### Data rows

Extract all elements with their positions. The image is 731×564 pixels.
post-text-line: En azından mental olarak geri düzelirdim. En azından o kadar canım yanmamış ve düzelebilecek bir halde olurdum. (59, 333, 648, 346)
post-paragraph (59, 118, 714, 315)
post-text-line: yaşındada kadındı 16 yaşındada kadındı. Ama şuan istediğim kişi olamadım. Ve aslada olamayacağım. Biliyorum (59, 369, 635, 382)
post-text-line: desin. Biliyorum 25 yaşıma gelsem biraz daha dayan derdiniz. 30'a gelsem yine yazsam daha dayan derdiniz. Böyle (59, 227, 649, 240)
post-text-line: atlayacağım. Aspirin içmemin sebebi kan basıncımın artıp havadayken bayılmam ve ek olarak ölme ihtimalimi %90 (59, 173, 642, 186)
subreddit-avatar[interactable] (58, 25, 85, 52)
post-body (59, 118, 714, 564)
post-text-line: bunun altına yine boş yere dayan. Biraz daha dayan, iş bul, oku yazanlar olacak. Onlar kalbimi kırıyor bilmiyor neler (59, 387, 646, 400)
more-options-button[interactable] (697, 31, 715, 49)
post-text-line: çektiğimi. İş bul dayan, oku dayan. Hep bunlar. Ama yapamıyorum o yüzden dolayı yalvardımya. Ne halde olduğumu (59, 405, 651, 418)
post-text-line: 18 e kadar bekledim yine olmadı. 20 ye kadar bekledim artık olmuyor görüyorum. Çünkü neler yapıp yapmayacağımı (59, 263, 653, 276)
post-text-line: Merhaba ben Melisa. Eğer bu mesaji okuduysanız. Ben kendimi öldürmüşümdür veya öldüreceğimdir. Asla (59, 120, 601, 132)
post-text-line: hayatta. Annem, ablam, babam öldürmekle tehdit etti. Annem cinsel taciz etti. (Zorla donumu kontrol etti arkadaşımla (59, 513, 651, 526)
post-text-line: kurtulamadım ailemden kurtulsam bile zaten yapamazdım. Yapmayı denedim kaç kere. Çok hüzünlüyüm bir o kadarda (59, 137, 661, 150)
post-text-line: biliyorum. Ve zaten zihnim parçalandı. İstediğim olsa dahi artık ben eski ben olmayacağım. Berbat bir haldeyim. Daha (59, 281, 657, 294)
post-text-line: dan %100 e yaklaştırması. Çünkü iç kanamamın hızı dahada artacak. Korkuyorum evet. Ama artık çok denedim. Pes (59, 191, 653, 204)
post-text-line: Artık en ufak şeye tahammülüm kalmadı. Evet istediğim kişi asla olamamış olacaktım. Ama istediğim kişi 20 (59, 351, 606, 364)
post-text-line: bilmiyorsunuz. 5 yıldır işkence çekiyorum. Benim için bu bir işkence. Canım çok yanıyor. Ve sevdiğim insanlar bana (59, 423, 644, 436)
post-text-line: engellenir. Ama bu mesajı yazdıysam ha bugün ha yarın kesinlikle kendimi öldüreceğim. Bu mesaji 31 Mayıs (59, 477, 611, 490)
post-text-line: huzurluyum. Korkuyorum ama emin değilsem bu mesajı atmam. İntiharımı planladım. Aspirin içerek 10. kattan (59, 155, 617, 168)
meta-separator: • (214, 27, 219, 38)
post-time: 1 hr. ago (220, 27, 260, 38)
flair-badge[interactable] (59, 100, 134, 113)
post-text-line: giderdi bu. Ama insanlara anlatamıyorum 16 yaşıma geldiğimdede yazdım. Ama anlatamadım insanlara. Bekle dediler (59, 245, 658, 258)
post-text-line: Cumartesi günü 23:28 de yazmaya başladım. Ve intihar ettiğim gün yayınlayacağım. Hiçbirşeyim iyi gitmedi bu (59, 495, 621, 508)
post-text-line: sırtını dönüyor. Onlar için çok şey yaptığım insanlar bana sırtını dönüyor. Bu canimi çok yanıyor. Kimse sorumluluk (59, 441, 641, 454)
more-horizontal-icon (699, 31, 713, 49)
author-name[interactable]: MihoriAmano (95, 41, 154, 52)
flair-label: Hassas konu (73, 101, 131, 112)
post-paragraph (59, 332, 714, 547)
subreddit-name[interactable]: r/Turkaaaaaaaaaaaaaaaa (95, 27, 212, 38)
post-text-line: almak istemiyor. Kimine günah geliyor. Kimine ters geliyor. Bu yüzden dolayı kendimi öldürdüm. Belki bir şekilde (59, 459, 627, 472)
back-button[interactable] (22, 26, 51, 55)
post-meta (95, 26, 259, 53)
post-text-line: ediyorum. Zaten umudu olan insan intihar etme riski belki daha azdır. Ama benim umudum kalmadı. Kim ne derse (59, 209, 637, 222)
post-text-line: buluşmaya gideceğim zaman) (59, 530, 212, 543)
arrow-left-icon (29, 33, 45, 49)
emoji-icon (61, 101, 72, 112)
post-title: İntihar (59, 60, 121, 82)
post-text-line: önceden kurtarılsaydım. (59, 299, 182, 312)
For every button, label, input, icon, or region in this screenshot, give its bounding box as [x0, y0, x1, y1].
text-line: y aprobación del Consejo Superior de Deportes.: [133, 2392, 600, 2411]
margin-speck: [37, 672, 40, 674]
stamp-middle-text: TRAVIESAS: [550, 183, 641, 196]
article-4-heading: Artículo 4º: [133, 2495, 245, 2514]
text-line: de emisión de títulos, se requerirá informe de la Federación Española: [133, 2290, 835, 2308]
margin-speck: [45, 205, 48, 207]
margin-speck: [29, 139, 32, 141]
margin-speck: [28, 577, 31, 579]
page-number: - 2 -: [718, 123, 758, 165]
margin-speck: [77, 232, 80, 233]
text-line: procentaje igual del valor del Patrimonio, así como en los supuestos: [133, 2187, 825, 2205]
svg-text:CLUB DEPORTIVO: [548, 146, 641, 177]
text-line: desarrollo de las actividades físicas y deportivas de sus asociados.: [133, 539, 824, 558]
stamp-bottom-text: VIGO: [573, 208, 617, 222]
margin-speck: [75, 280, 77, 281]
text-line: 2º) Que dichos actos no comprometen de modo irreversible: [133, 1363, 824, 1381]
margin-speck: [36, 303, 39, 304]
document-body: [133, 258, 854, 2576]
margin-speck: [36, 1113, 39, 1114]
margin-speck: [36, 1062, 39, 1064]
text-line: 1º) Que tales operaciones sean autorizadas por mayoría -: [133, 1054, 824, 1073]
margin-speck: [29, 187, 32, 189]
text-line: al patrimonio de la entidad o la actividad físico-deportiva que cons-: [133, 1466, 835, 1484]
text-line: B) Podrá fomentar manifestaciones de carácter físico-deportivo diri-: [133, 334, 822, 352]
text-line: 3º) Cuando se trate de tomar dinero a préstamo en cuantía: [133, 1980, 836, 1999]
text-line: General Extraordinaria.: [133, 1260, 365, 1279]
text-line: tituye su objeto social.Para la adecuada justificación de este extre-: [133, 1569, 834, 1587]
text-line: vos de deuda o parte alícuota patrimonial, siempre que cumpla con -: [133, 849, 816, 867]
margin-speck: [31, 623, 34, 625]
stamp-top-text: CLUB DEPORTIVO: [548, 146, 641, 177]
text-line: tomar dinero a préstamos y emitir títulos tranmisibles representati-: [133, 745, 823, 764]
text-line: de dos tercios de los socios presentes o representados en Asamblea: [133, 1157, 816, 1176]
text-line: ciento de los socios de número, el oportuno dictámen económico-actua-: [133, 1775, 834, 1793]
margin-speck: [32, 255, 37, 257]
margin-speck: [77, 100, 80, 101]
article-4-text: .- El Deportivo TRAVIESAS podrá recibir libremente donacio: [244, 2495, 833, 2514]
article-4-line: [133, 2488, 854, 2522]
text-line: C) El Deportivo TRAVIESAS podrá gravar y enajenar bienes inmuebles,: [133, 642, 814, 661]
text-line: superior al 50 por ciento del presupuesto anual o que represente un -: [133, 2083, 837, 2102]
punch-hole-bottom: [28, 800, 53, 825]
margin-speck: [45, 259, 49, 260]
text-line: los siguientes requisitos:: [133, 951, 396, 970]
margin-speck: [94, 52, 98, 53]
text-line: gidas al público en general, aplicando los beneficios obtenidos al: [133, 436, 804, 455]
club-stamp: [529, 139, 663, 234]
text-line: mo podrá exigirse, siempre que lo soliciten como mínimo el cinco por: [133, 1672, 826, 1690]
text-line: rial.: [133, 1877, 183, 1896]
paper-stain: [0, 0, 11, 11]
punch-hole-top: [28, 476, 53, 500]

### Your goal
Copy the data word for word, starting at its first line and ending at the line that contains "post-text-line: biliyorum. Ve", with both of those lines included.

### Completed task
Extract all elements with their positions. The image is 731×564 pixels.
post-text-line: En azından mental olarak geri düzelirdim. En azından o kadar canım yanmamış ve düzelebilecek bir halde olurdum. (59, 333, 648, 346)
post-paragraph (59, 118, 714, 315)
post-text-line: yaşındada kadındı 16 yaşındada kadındı. Ama şuan istediğim kişi olamadım. Ve aslada olamayacağım. Biliyorum (59, 369, 635, 382)
post-text-line: desin. Biliyorum 25 yaşıma gelsem biraz daha dayan derdiniz. 30'a gelsem yine yazsam daha dayan derdiniz. Böyle (59, 227, 649, 240)
post-text-line: atlayacağım. Aspirin içmemin sebebi kan basıncımın artıp havadayken bayılmam ve ek olarak ölme ihtimalimi %90 (59, 173, 642, 186)
subreddit-avatar[interactable] (58, 25, 85, 52)
post-body (59, 118, 714, 564)
post-text-line: bunun altına yine boş yere dayan. Biraz daha dayan, iş bul, oku yazanlar olacak. Onlar kalbimi kırıyor bilmiyor neler (59, 387, 646, 400)
more-options-button[interactable] (697, 31, 715, 49)
post-text-line: çektiğimi. İş bul dayan, oku dayan. Hep bunlar. Ama yapamıyorum o yüzden dolayı yalvardımya. Ne halde olduğumu (59, 405, 651, 418)
post-text-line: 18 e kadar bekledim yine olmadı. 20 ye kadar bekledim artık olmuyor görüyorum. Çünkü neler yapıp yapmayacağımı (59, 263, 653, 276)
post-text-line: Merhaba ben Melisa. Eğer bu mesaji okuduysanız. Ben kendimi öldürmüşümdür veya öldüreceğimdir. Asla (59, 120, 601, 132)
post-text-line: hayatta. Annem, ablam, babam öldürmekle tehdit etti. Annem cinsel taciz etti. (Zorla donumu kontrol etti arkadaşımla (59, 513, 651, 526)
post-text-line: kurtulamadım ailemden kurtulsam bile zaten yapamazdım. Yapmayı denedim kaç kere. Çok hüzünlüyüm bir o kadarda (59, 137, 661, 150)
post-text-line: biliyorum. Ve zaten zihnim parçalandı. İstediğim olsa dahi artık ben eski ben olmayacağım. Berbat bir haldeyim. Daha (59, 281, 657, 294)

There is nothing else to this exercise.